Coordinate annotation rows
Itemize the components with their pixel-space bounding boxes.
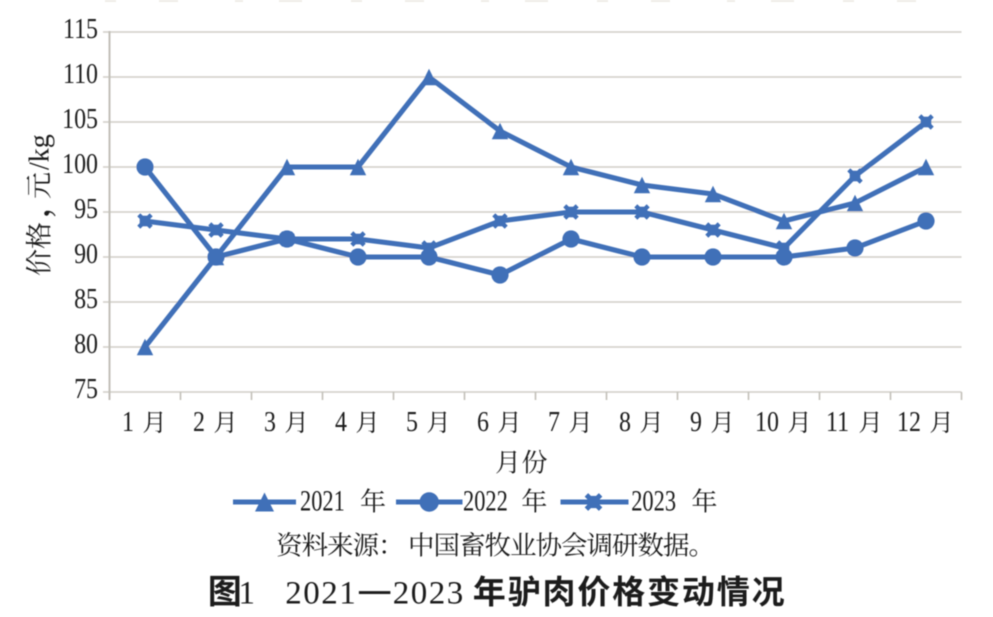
svg-text:85: 85 <box>74 283 98 314</box>
svg-text:7: 7 <box>548 406 560 437</box>
svg-text:95: 95 <box>74 193 98 224</box>
svg-text:9: 9 <box>690 406 702 437</box>
svg-text:6: 6 <box>477 406 489 437</box>
svg-text:110: 110 <box>63 58 98 89</box>
svg-text:2022: 2022 <box>463 485 508 518</box>
svg-text:8: 8 <box>619 406 631 437</box>
svg-text:2023: 2023 <box>631 485 676 518</box>
svg-text:12: 12 <box>897 406 921 437</box>
svg-text:2021: 2021 <box>300 485 345 518</box>
svg-text:4: 4 <box>335 406 347 437</box>
svg-text:2021: 2021 <box>285 576 357 612</box>
svg-text:105: 105 <box>62 103 98 134</box>
svg-text:2023: 2023 <box>393 576 465 612</box>
svg-text:115: 115 <box>63 13 98 44</box>
svg-text:1: 1 <box>122 406 134 437</box>
svg-text:5: 5 <box>406 406 418 437</box>
svg-text:/kg: /kg <box>25 134 56 170</box>
svg-text:1: 1 <box>239 576 256 612</box>
svg-text:90: 90 <box>74 238 98 269</box>
svg-text:2: 2 <box>193 406 205 437</box>
svg-text:80: 80 <box>74 328 98 359</box>
svg-text:11: 11 <box>826 406 849 437</box>
svg-text:10: 10 <box>755 406 779 437</box>
svg-text:3: 3 <box>264 406 276 437</box>
svg-text:100: 100 <box>62 148 98 179</box>
svg-text:75: 75 <box>74 373 98 404</box>
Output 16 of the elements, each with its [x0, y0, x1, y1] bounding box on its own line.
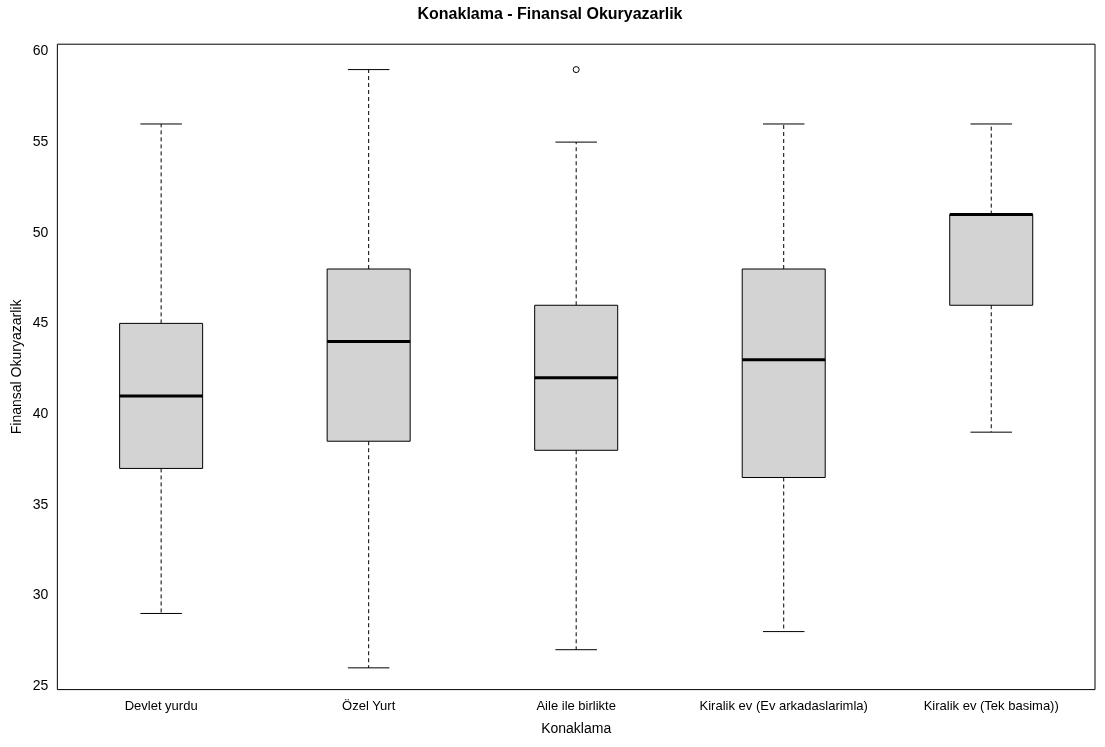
y-tick-label: 45 — [32, 314, 49, 331]
y-tick-label: 25 — [32, 676, 49, 693]
x-tick-label: Kiralik ev (Ev arkadaslarimla) — [699, 697, 868, 713]
chart-title: Konaklama - Finansal Okuryazarlik — [417, 5, 683, 23]
y-tick-label: 30 — [32, 586, 49, 603]
y-axis-title: Finansal Okuryazarlik — [8, 298, 25, 435]
x-tick-label: Devlet yurdu — [124, 697, 198, 713]
y-tick-label: 35 — [32, 495, 49, 512]
y-tick-label: 40 — [32, 404, 49, 421]
x-tick-label: Özel Yurt — [342, 697, 396, 713]
x-tick-label: Aile ile birlikte — [536, 697, 616, 713]
x-axis-title: Konaklama — [541, 720, 612, 737]
y-tick-label: 60 — [32, 42, 49, 59]
y-tick-label: 55 — [32, 132, 49, 149]
y-tick-label: 50 — [32, 223, 49, 240]
x-tick-label: Kiralik ev (Tek basima)) — [923, 697, 1059, 713]
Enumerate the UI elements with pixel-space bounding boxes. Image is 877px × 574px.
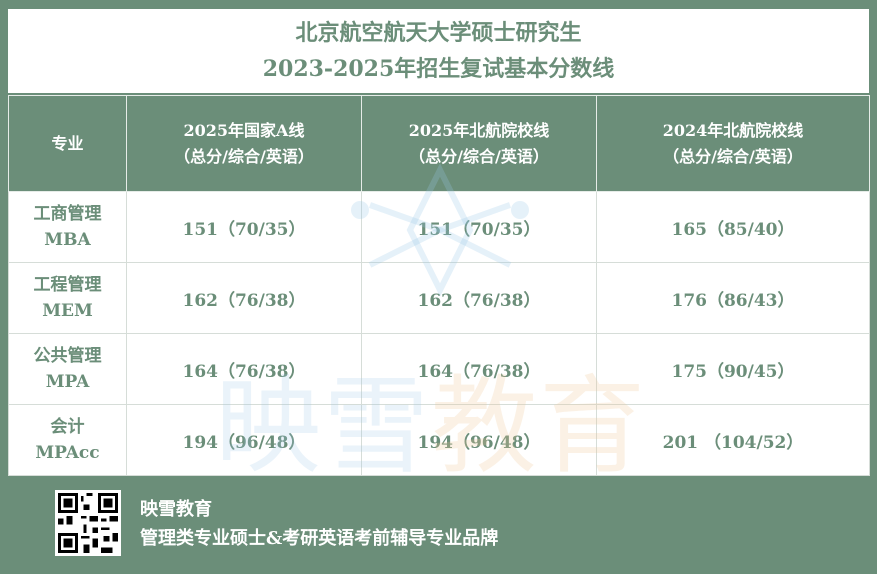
major-cell: 公共管理 MPA <box>8 333 127 405</box>
table-row: 工商管理 MBA 151（70/35） 151（70/35） 165（85/40） <box>8 191 870 263</box>
footer-brand: 映雪教育 <box>140 499 212 520</box>
header-2024-buaa: 2024年北航院校线 （总分/综合/英语） <box>596 95 870 192</box>
title-banner: 北京航空航天大学硕士研究生 2023-2025年招生复试基本分数线 <box>8 9 869 93</box>
major-cell: 工商管理 MBA <box>8 191 127 263</box>
title-line-2: 2023-2025年招生复试基本分数线 <box>262 56 615 82</box>
table-row: 工程管理 MEM 162（76/38） 162（76/38） 176（86/43） <box>8 262 870 334</box>
score-cell: 164（76/38） <box>126 333 362 405</box>
score-cell: 165（85/40） <box>596 191 870 263</box>
header-2025-buaa: 2025年北航院校线 （总分/综合/英语） <box>361 95 597 192</box>
score-cell: 162（76/38） <box>126 262 362 334</box>
table-header-row: 专业 2025年国家A线 （总分/综合/英语） 2025年北航院校线 （总分/综合/… <box>8 95 870 192</box>
header-2025-national-a: 2025年国家A线 （总分/综合/英语） <box>126 95 362 192</box>
major-cell: 会计 MPAcc <box>8 404 127 476</box>
table-row: 会计 MPAcc 194（96/48） 194（96/48） 201 （104/5… <box>8 404 870 476</box>
table-row: 公共管理 MPA 164（76/38） 164（76/38） 175（90/45） <box>8 333 870 405</box>
score-cell: 151（70/35） <box>361 191 597 263</box>
score-cell: 175（90/45） <box>596 333 870 405</box>
score-cell: 194（96/48） <box>126 404 362 476</box>
header-major: 专业 <box>8 95 127 192</box>
footer-slogan: 管理类专业硕士&考研英语考前辅导专业品牌 <box>140 528 499 549</box>
score-cell: 151（70/35） <box>126 191 362 263</box>
score-cell: 162（76/38） <box>361 262 597 334</box>
score-cell: 201 （104/52） <box>596 404 870 476</box>
qr-code-icon <box>55 490 121 556</box>
score-table: 专业 2025年国家A线 （总分/综合/英语） 2025年北航院校线 （总分/综合/… <box>8 95 870 476</box>
score-cell: 176（86/43） <box>596 262 870 334</box>
score-cell: 194（96/48） <box>361 404 597 476</box>
major-cell: 工程管理 MEM <box>8 262 127 334</box>
score-cell: 164（76/38） <box>361 333 597 405</box>
title-line-1: 北京航空航天大学硕士研究生 <box>295 20 582 46</box>
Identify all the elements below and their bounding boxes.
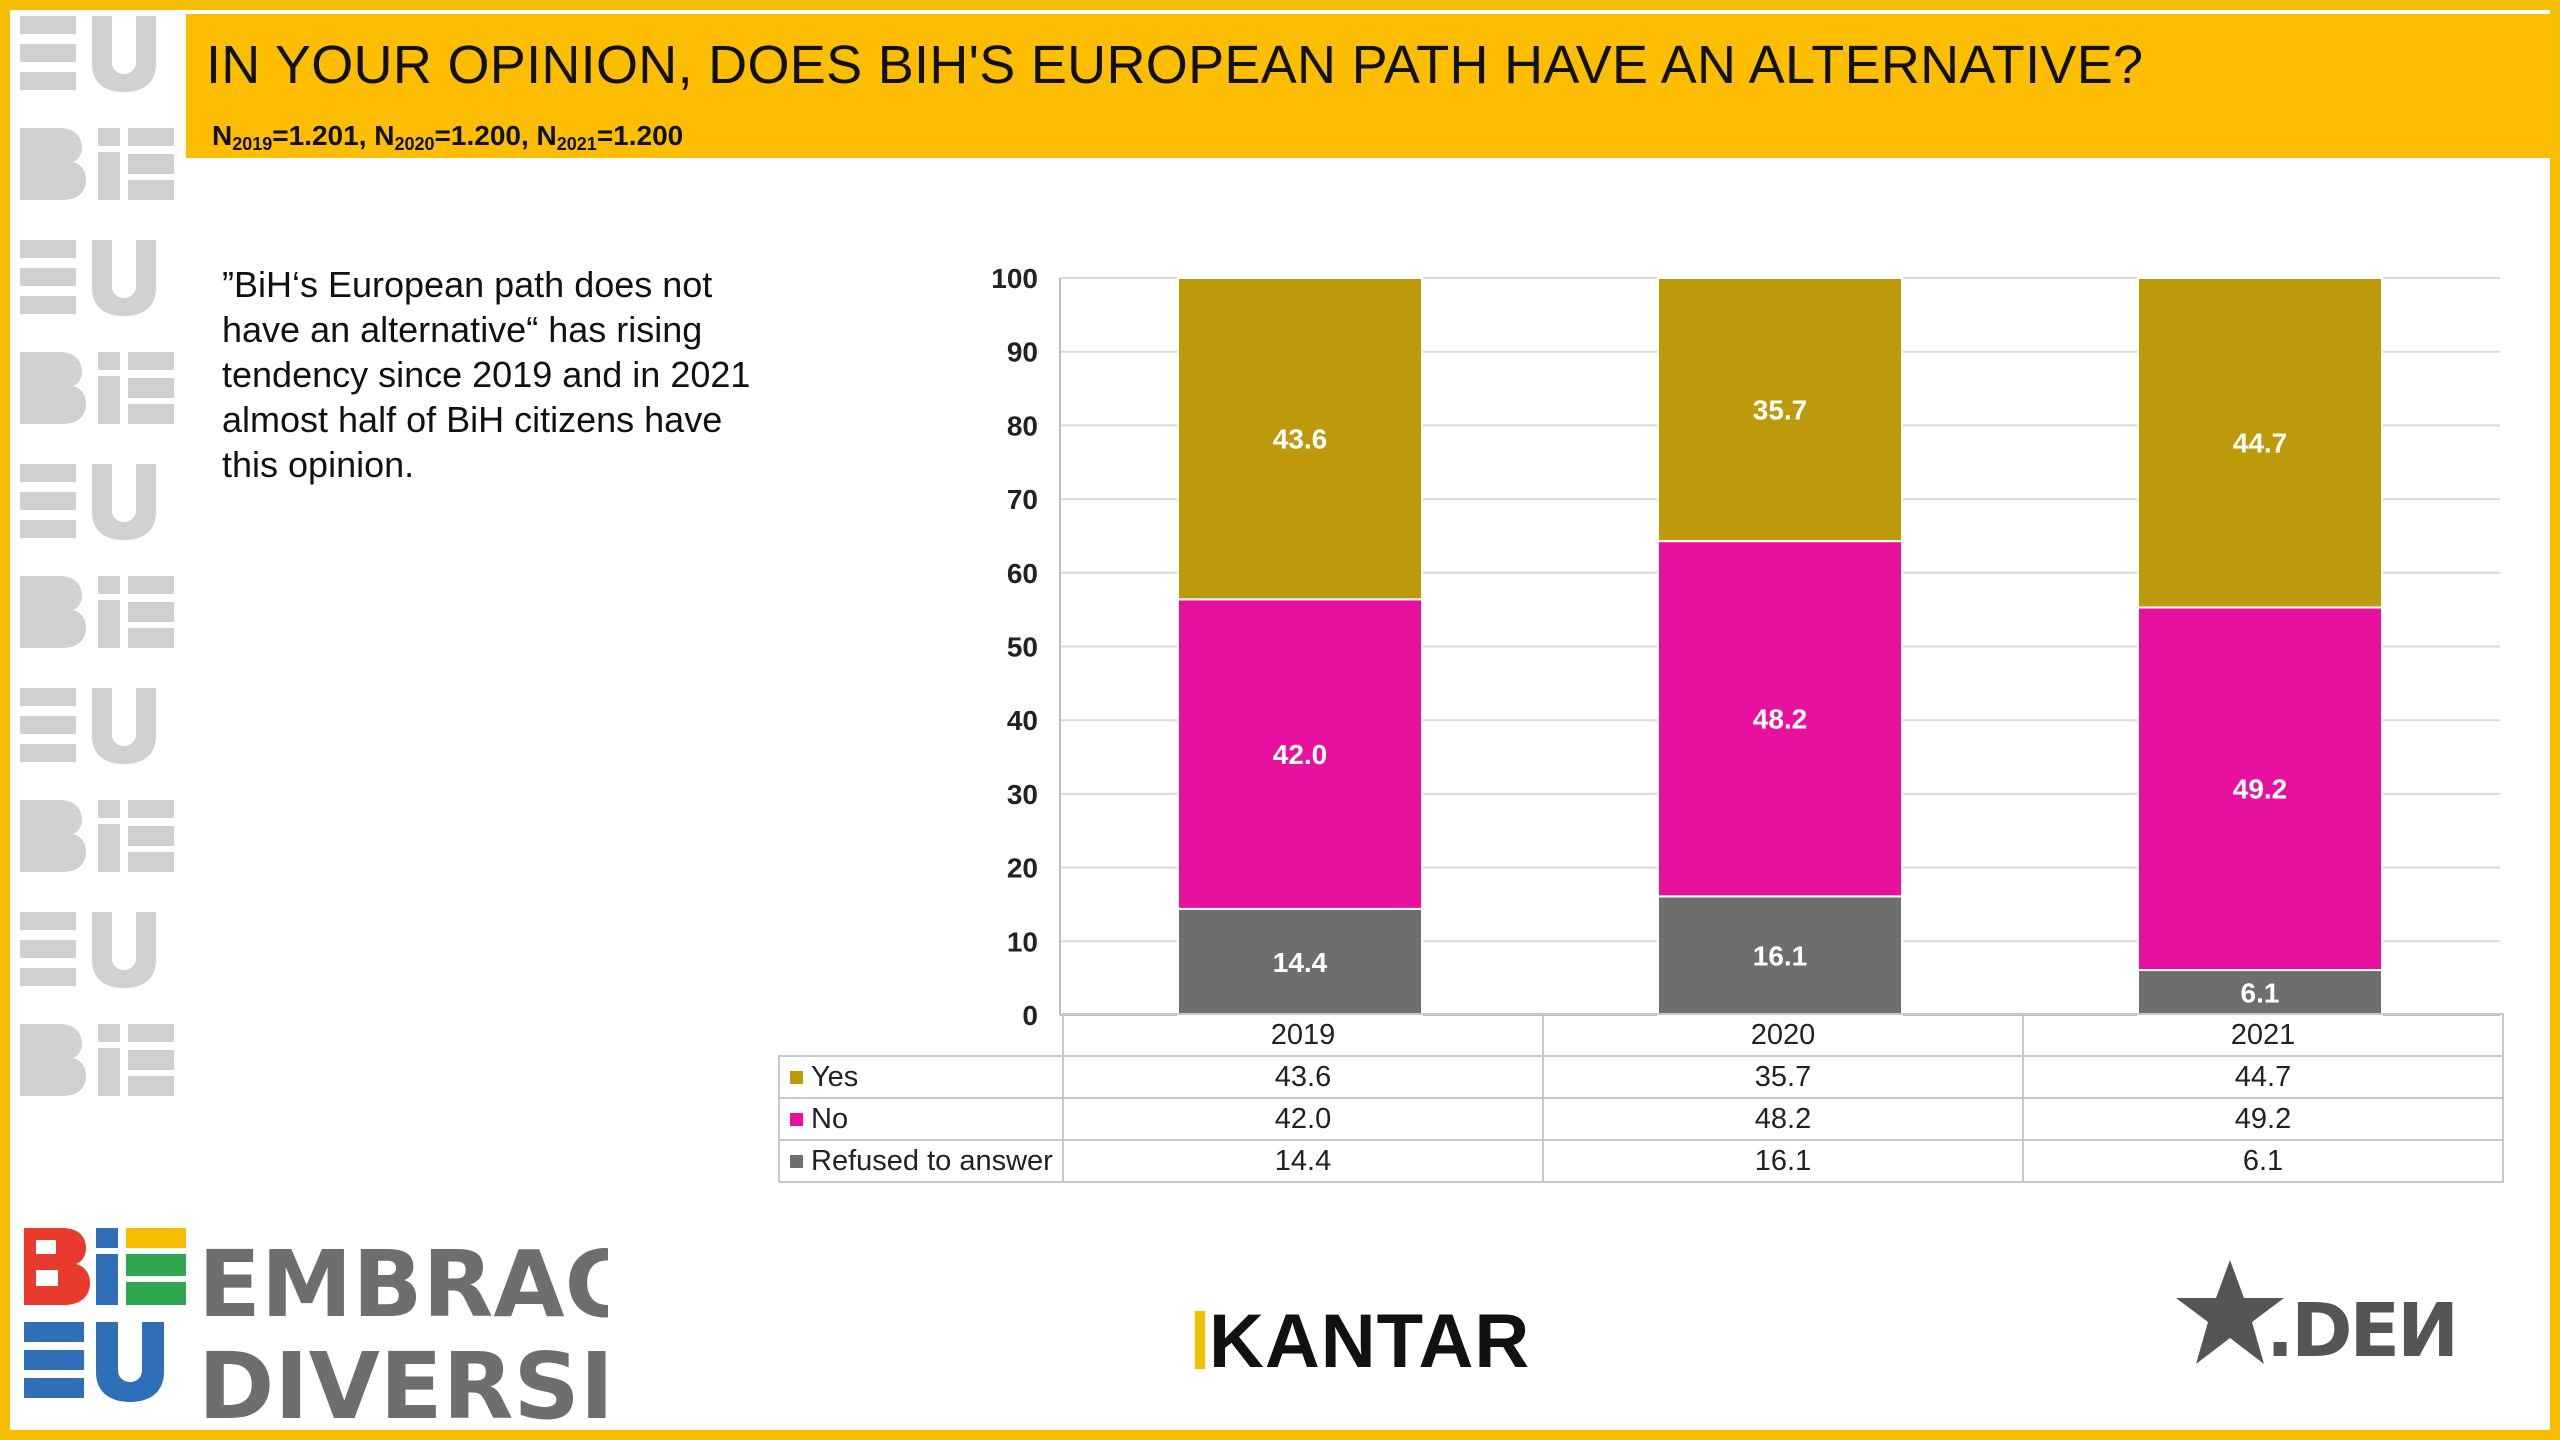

▶ Work required: Reproduce every row above word for word, but leave the pictures out of your answer.

▶ Solution to the problem:
Itemize the components with their pixel-space bounding boxes.
svg-text:85: 85 <box>74 283 98 314</box>
svg-text:7: 7 <box>548 406 560 437</box>
svg-text:95: 95 <box>74 193 98 224</box>
svg-text:9: 9 <box>690 406 702 437</box>
svg-text:6: 6 <box>477 406 489 437</box>
svg-text:110: 110 <box>63 58 98 89</box>
svg-text:2022: 2022 <box>463 485 508 518</box>
svg-text:8: 8 <box>619 406 631 437</box>
svg-text:2023: 2023 <box>631 485 676 518</box>
svg-text:12: 12 <box>897 406 921 437</box>
svg-text:2021: 2021 <box>300 485 345 518</box>
svg-text:4: 4 <box>335 406 347 437</box>
svg-text:2021: 2021 <box>285 576 357 612</box>
svg-text:105: 105 <box>62 103 98 134</box>
svg-text:2023: 2023 <box>393 576 465 612</box>
svg-text:115: 115 <box>63 13 98 44</box>
svg-text:1: 1 <box>122 406 134 437</box>
svg-text:5: 5 <box>406 406 418 437</box>
svg-text:/kg: /kg <box>25 134 56 170</box>
svg-text:1: 1 <box>239 576 256 612</box>
svg-text:90: 90 <box>74 238 98 269</box>
svg-text:2: 2 <box>193 406 205 437</box>
svg-text:80: 80 <box>74 328 98 359</box>
svg-text:11: 11 <box>826 406 849 437</box>
svg-text:10: 10 <box>755 406 779 437</box>
svg-text:3: 3 <box>264 406 276 437</box>
svg-text:100: 100 <box>62 148 98 179</box>
svg-text:75: 75 <box>74 373 98 404</box>
Output 16 of the elements, each with its [x0, y0, x1, y1] bounding box on its own line.
y-tick-label: 45 — [32, 314, 49, 331]
y-tick-label: 25 — [32, 676, 49, 693]
x-tick-label: Kiralik ev (Ev arkadaslarimla) — [699, 697, 868, 713]
chart-title: Konaklama - Finansal Okuryazarlik — [417, 5, 683, 23]
y-tick-label: 30 — [32, 586, 49, 603]
y-axis-title: Finansal Okuryazarlik — [8, 298, 25, 435]
x-tick-label: Devlet yurdu — [124, 697, 198, 713]
y-tick-label: 35 — [32, 495, 49, 512]
y-tick-label: 40 — [32, 404, 49, 421]
x-tick-label: Özel Yurt — [342, 697, 396, 713]
x-tick-label: Aile ile birlikte — [536, 697, 616, 713]
x-axis-title: Konaklama — [541, 720, 612, 737]
y-tick-label: 60 — [32, 42, 49, 59]
y-tick-label: 55 — [32, 132, 49, 149]
y-tick-label: 50 — [32, 223, 49, 240]
x-tick-label: Kiralik ev (Tek basima)) — [923, 697, 1059, 713]
Enumerate the UI elements with pixel-space bounding boxes. Image is 877px × 574px.
major-cell: 公共管理 MPA <box>8 333 127 405</box>
table-row: 工商管理 MBA 151（70/35） 151（70/35） 165（85/40） <box>8 191 870 263</box>
footer-brand: 映雪教育 <box>140 499 212 520</box>
header-2024-buaa: 2024年北航院校线 （总分/综合/英语） <box>596 95 870 192</box>
title-banner: 北京航空航天大学硕士研究生 2023-2025年招生复试基本分数线 <box>8 9 869 93</box>
major-cell: 工商管理 MBA <box>8 191 127 263</box>
title-line-2: 2023-2025年招生复试基本分数线 <box>262 56 615 82</box>
table-row: 工程管理 MEM 162（76/38） 162（76/38） 176（86/43） <box>8 262 870 334</box>
score-cell: 164（76/38） <box>126 333 362 405</box>
score-cell: 165（85/40） <box>596 191 870 263</box>
header-2025-buaa: 2025年北航院校线 （总分/综合/英语） <box>361 95 597 192</box>
score-cell: 162（76/38） <box>126 262 362 334</box>
table-header-row: 专业 2025年国家A线 （总分/综合/英语） 2025年北航院校线 （总分/综合/… <box>8 95 870 192</box>
header-2025-national-a: 2025年国家A线 （总分/综合/英语） <box>126 95 362 192</box>
major-cell: 会计 MPAcc <box>8 404 127 476</box>
table-row: 会计 MPAcc 194（96/48） 194（96/48） 201 （104/5… <box>8 404 870 476</box>
table-row: 公共管理 MPA 164（76/38） 164（76/38） 175（90/45） <box>8 333 870 405</box>
score-cell: 151（70/35） <box>361 191 597 263</box>
score-cell: 175（90/45） <box>596 333 870 405</box>
score-cell: 194（96/48） <box>126 404 362 476</box>
header-major: 专业 <box>8 95 127 192</box>
footer-slogan: 管理类专业硕士&考研英语考前辅导专业品牌 <box>140 528 499 549</box>
score-cell: 151（70/35） <box>126 191 362 263</box>
score-cell: 162（76/38） <box>361 262 597 334</box>
score-cell: 201 （104/52） <box>596 404 870 476</box>
qr-code-icon <box>55 490 121 556</box>
score-table: 专业 2025年国家A线 （总分/综合/英语） 2025年北航院校线 （总分/综合/… <box>8 95 870 476</box>
score-cell: 176（86/43） <box>596 262 870 334</box>
score-cell: 194（96/48） <box>361 404 597 476</box>
major-cell: 工程管理 MEM <box>8 262 127 334</box>
score-cell: 164（76/38） <box>361 333 597 405</box>
title-line-1: 北京航空航天大学硕士研究生 <box>295 20 582 46</box>
Identify all the elements below and their bounding boxes.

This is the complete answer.